• Given data
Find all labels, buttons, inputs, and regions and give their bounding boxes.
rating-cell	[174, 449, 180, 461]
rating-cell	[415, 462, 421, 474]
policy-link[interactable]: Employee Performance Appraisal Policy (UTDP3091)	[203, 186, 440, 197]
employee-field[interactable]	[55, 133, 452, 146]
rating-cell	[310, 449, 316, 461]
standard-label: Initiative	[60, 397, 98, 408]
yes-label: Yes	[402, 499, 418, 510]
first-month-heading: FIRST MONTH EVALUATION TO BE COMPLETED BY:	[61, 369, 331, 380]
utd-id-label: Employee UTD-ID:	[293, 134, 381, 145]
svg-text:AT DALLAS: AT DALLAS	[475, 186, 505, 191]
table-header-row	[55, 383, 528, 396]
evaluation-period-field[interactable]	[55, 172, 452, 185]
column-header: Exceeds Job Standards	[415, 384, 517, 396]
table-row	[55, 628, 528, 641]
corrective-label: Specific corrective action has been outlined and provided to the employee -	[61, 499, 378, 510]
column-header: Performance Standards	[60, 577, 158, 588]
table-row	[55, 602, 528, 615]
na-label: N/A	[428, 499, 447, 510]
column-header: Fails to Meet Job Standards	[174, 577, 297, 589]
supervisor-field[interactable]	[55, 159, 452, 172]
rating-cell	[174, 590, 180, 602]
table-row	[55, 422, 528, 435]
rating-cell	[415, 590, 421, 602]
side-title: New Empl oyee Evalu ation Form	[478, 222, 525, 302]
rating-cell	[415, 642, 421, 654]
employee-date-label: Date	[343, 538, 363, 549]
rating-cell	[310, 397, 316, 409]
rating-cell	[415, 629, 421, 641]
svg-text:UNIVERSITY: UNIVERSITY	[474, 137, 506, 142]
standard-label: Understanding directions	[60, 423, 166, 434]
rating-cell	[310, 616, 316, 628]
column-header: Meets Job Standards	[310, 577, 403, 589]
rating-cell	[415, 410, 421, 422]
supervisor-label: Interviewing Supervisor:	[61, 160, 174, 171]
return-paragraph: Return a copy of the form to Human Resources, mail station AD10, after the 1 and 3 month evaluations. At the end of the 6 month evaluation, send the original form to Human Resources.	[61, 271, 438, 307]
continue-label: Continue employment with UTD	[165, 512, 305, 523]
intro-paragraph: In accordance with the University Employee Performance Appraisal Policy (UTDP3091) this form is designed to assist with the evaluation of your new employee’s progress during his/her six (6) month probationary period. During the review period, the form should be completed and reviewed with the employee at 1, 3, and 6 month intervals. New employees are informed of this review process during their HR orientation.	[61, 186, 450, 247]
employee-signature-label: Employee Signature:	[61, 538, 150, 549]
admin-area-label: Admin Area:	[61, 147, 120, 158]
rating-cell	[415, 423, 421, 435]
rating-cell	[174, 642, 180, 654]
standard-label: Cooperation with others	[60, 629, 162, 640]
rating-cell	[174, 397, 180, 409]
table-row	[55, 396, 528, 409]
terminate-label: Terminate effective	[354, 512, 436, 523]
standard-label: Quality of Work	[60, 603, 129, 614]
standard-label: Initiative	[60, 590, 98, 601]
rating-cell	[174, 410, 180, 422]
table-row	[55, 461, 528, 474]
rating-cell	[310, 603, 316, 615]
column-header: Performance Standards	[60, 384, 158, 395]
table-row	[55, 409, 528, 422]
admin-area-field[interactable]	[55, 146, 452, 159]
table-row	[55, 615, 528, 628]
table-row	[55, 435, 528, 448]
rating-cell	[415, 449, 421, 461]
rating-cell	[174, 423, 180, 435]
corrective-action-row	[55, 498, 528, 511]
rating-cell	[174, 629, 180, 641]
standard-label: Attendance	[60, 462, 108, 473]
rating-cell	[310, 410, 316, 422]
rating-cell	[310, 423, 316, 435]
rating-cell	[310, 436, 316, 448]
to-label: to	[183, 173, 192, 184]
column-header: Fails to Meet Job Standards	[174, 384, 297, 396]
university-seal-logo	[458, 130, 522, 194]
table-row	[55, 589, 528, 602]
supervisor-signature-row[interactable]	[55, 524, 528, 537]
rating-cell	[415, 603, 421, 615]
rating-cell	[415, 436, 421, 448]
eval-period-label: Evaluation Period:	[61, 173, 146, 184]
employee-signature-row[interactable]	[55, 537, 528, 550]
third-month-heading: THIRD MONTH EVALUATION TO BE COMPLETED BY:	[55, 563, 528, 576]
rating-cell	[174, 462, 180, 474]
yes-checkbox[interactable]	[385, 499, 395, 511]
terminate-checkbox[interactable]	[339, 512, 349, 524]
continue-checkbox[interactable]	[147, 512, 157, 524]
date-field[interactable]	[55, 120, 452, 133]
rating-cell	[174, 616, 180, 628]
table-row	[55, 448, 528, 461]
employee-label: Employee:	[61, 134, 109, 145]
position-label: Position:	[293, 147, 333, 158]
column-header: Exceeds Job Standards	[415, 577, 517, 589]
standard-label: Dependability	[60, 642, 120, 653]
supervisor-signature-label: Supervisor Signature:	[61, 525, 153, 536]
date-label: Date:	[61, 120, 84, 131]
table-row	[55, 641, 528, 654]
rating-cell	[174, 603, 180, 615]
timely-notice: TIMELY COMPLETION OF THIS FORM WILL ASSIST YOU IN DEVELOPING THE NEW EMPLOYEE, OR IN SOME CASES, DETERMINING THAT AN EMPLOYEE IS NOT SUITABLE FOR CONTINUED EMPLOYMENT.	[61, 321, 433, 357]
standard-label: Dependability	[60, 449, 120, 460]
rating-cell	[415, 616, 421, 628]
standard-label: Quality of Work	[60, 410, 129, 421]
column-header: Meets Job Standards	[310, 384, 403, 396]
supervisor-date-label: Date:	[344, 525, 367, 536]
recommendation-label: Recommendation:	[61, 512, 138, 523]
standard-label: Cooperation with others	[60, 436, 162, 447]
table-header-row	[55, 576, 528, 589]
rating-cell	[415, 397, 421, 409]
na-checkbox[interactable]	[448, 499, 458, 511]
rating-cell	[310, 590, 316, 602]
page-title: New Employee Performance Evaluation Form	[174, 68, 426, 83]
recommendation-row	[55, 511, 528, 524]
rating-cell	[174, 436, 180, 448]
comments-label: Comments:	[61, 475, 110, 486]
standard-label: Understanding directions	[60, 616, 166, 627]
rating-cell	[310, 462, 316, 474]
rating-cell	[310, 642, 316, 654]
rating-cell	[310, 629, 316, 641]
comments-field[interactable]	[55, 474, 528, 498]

...

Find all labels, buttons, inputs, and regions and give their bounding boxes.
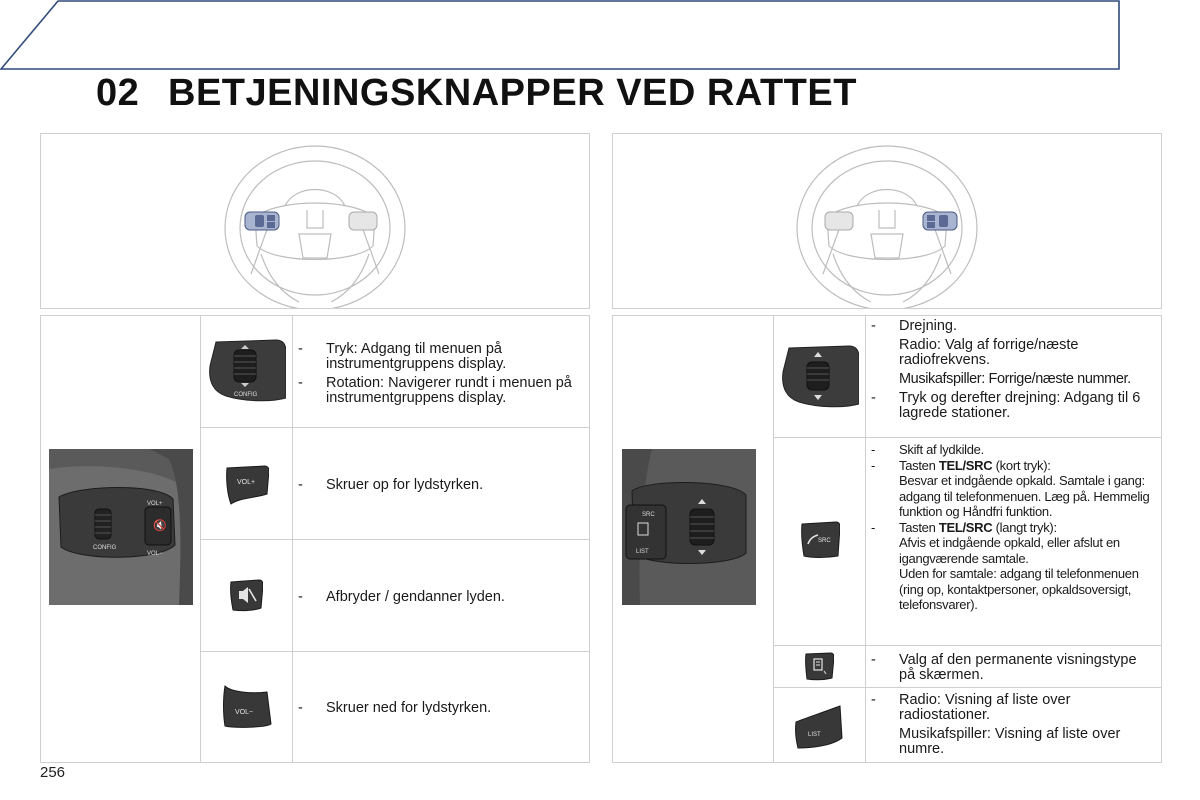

• The problem
Please pick out every row above that contains the word "Exceeds", and list those rows.

• Written reply
column-header: Exceeds Job Standards	[415, 384, 517, 396]
column-header: Exceeds Job Standards	[415, 577, 517, 589]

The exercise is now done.